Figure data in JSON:
START

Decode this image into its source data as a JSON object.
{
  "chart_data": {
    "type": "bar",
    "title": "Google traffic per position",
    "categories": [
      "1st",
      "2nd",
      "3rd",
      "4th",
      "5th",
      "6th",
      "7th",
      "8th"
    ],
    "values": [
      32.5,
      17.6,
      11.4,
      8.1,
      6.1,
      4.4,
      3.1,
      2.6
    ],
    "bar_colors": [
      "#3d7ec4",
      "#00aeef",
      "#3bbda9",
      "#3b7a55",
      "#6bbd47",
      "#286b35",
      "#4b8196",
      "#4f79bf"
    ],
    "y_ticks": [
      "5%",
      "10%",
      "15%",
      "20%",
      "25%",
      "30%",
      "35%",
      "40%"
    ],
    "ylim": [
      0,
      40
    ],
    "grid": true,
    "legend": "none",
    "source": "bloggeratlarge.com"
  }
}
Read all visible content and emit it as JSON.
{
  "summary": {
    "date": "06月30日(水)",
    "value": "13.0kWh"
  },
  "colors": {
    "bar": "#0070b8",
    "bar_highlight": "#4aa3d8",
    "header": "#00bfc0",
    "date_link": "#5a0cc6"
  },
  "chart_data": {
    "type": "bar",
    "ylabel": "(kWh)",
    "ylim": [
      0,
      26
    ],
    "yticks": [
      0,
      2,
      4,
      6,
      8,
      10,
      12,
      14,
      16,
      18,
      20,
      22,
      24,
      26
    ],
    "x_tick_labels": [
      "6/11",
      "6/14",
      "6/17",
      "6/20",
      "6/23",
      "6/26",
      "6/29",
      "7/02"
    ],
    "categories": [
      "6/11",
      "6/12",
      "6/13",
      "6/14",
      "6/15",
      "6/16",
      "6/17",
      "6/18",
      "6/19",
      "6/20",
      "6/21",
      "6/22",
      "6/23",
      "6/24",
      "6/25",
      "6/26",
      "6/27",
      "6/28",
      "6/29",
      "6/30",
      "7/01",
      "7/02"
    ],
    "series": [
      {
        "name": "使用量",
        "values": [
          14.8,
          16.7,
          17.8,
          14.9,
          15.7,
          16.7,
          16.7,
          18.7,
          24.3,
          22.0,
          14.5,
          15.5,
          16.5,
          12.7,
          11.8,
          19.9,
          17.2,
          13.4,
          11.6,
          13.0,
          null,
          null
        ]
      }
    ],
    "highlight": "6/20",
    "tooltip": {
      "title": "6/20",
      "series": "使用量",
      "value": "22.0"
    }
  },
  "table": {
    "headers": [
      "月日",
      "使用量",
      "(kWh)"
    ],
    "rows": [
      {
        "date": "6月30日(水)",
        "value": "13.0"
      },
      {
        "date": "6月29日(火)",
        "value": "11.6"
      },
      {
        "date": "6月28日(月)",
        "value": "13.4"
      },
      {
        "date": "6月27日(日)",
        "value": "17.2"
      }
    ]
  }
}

END

WHAT IS EXPECTED
Find every line that has "title" in it, then return those lines.

RESPONSE TO THE TASK
    "title": "Google traffic per position",
      "title": "6/20",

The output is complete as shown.